Brief
Show all lines of the listing that hold the word "JSON".

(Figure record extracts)
□ □ □ □

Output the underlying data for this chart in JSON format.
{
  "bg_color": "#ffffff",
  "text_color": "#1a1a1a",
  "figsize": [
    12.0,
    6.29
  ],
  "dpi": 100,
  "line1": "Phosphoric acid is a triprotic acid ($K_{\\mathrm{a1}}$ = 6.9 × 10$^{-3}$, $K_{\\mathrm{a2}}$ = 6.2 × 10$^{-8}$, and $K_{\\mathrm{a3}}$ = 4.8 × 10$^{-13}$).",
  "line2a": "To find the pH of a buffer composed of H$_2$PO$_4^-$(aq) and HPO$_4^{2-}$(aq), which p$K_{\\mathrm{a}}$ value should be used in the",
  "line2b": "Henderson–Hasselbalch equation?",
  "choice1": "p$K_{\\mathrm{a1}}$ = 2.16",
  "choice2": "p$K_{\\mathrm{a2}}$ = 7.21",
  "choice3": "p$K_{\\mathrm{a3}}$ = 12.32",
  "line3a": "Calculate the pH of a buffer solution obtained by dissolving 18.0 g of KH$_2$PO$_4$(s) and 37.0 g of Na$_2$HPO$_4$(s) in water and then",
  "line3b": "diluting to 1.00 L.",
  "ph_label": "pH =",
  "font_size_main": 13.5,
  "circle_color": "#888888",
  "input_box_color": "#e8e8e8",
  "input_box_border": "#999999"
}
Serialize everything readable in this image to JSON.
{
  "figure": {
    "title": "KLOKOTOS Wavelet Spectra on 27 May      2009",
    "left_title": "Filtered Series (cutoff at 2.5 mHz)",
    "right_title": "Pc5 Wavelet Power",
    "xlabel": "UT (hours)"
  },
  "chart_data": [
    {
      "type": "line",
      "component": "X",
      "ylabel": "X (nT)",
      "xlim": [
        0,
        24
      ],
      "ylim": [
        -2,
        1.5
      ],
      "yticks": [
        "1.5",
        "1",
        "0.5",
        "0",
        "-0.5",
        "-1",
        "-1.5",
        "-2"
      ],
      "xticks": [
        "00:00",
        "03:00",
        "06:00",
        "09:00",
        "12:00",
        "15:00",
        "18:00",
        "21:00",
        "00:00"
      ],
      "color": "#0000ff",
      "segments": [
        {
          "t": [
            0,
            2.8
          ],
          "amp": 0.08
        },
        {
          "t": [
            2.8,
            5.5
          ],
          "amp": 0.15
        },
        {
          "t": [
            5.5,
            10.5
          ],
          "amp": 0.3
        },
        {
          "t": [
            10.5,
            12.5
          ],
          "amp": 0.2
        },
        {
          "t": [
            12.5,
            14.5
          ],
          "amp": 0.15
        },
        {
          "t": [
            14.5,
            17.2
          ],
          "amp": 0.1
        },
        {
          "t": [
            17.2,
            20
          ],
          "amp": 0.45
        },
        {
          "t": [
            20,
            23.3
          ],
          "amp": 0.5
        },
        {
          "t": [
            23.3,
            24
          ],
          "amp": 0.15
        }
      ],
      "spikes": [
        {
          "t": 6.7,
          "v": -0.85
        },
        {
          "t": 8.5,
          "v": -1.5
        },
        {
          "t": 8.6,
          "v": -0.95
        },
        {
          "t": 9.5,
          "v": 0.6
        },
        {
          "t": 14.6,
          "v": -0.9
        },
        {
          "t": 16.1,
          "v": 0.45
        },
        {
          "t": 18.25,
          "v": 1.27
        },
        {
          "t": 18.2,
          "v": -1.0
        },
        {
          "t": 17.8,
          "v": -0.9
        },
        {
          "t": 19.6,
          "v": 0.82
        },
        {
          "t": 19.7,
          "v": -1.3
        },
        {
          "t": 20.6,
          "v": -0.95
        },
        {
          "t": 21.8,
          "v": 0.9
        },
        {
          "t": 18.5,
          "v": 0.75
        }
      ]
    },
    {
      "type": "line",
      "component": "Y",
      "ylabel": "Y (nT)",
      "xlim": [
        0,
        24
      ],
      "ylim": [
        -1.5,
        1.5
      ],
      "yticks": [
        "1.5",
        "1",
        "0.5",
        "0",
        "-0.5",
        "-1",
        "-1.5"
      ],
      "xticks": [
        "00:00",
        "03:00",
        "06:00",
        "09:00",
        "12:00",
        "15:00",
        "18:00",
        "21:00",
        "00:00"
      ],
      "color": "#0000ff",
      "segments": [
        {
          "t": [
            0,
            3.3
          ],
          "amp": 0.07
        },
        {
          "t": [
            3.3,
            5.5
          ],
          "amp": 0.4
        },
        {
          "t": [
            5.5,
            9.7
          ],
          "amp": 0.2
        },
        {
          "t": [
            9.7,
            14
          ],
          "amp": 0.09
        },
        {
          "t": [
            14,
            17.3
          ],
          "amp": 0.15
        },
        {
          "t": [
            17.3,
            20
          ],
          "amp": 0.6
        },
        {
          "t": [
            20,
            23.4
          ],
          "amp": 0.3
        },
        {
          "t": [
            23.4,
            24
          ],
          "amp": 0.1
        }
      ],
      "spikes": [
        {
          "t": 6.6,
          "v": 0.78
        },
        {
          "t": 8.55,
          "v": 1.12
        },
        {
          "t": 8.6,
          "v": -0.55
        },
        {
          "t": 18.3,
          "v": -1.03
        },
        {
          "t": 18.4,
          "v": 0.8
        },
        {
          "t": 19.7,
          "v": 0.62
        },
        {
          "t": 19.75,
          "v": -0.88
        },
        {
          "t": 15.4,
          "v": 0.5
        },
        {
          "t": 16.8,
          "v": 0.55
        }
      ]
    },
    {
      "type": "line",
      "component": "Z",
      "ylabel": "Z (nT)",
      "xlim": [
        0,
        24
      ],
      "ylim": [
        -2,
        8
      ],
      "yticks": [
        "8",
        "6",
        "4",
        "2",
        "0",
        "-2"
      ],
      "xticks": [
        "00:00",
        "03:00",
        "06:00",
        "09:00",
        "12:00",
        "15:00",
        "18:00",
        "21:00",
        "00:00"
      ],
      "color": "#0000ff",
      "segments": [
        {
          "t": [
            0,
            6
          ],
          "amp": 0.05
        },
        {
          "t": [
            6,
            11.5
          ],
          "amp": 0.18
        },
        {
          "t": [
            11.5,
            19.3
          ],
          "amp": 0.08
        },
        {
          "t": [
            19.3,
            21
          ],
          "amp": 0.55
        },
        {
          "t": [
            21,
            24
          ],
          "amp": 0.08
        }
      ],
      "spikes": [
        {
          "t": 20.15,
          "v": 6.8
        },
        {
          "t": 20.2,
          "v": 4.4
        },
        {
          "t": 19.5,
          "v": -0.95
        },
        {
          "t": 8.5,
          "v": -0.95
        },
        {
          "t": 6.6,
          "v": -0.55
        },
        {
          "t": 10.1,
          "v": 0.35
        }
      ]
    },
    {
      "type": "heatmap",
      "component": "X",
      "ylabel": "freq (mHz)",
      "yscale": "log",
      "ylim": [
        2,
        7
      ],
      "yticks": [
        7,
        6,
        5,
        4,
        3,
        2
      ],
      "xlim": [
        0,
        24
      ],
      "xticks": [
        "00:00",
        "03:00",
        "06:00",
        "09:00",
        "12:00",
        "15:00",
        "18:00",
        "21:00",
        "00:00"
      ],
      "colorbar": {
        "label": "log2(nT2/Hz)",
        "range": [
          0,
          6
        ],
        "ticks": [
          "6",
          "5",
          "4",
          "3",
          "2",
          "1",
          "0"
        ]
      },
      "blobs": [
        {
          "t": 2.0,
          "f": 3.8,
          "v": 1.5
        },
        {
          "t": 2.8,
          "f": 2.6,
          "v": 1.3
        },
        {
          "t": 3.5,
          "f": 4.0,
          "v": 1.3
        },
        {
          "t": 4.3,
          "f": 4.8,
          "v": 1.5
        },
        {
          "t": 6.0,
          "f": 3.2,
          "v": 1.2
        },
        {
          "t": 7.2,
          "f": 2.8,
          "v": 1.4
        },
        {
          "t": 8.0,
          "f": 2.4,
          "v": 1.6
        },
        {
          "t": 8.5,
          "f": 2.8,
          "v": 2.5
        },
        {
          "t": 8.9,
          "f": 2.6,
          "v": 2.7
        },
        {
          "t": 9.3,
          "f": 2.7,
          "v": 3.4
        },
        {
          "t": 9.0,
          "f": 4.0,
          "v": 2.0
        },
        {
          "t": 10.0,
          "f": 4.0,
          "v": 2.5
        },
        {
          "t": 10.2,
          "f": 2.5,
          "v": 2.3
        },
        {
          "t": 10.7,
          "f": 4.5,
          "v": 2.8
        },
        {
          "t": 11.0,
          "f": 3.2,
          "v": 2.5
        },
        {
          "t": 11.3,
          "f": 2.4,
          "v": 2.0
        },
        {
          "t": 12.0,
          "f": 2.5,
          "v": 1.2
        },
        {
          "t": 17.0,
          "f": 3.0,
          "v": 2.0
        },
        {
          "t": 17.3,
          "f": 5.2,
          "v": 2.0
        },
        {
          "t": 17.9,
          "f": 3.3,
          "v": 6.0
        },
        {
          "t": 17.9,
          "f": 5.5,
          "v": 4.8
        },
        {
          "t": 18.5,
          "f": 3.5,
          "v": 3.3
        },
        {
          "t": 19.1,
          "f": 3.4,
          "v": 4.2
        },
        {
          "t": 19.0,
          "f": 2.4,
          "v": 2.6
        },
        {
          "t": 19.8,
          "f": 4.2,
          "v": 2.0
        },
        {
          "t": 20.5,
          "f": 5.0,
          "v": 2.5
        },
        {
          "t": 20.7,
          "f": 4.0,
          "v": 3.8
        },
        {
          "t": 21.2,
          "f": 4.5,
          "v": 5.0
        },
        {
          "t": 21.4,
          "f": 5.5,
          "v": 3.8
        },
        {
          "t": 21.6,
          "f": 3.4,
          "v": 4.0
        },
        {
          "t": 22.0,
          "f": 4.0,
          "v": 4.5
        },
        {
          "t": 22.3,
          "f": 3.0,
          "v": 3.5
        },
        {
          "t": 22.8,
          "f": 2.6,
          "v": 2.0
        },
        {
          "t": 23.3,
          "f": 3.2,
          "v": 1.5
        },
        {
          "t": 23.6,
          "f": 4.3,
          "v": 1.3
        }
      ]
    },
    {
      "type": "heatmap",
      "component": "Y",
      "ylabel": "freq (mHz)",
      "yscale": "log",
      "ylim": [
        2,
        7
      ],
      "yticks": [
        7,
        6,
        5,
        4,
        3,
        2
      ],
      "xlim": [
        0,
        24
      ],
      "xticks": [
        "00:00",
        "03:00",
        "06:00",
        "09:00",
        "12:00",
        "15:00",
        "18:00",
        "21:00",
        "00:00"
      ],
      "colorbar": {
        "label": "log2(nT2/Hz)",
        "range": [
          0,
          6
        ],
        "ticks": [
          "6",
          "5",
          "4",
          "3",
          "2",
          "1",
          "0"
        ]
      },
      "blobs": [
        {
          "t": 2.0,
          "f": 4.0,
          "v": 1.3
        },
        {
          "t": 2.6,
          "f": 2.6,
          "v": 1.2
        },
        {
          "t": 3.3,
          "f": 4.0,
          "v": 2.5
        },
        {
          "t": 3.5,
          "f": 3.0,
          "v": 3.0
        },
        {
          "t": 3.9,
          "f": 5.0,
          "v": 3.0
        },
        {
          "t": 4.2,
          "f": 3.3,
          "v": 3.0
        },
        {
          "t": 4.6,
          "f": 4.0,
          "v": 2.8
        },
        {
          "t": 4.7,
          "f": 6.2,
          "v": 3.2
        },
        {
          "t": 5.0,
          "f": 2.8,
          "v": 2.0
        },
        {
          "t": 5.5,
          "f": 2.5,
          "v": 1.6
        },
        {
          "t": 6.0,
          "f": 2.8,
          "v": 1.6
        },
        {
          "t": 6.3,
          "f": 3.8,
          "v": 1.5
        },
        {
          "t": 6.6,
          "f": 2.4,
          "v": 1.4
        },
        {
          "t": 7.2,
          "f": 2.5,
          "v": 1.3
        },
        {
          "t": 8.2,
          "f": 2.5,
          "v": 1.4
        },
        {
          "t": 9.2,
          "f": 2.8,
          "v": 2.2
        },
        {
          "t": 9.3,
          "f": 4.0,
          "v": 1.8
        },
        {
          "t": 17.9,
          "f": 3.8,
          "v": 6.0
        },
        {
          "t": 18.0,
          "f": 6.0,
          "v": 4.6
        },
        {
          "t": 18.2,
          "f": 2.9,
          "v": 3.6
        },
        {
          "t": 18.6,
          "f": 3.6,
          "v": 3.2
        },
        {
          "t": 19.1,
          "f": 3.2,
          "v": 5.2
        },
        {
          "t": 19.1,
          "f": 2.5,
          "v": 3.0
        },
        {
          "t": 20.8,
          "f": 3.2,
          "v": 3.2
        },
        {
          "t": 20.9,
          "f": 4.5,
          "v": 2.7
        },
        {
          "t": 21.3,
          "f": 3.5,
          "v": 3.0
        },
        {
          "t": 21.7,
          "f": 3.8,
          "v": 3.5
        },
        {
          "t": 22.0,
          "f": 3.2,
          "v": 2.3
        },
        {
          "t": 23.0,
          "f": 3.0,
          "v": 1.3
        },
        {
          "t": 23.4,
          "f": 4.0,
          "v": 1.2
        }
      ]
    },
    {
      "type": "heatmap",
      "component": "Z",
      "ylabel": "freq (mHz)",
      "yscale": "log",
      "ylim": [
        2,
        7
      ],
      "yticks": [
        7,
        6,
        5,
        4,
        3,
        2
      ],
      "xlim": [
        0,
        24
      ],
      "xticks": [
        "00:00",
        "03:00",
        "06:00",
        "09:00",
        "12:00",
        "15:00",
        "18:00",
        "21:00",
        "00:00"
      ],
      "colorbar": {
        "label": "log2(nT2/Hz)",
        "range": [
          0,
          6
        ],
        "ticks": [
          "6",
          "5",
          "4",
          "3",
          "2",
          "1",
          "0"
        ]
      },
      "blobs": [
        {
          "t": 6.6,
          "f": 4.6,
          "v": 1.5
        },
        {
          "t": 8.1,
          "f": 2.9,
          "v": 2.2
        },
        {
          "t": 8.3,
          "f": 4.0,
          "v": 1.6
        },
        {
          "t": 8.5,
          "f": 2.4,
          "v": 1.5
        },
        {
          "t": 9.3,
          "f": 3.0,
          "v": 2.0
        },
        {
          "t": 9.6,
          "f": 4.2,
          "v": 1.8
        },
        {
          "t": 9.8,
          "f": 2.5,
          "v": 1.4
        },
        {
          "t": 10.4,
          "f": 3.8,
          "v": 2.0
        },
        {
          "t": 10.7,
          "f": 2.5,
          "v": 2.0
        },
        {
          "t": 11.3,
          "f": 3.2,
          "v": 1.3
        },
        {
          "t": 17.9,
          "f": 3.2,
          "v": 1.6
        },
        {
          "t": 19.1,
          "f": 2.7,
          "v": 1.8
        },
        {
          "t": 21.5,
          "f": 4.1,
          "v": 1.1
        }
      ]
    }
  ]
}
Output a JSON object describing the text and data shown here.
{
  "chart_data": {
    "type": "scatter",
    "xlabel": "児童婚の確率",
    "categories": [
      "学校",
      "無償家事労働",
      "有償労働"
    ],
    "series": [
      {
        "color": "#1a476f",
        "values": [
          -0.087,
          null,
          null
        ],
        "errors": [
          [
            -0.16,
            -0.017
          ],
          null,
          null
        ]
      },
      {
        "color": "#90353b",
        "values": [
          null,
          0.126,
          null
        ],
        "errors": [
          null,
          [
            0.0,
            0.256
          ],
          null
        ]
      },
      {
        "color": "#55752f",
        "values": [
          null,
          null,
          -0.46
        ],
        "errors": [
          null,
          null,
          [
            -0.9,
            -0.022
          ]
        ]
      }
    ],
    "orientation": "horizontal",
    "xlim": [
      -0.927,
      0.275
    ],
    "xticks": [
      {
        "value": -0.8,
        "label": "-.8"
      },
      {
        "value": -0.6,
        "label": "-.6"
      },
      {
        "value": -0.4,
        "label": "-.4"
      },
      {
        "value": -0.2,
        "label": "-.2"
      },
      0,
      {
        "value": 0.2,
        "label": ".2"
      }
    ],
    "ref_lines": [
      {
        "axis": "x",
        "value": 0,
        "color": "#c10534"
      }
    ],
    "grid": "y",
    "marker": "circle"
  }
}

□ □ □ □

Final result
Output the underlying data for this chart in JSON format.
Serialize everything readable in this image to JSON.
Output a JSON object describing the text and data shown here.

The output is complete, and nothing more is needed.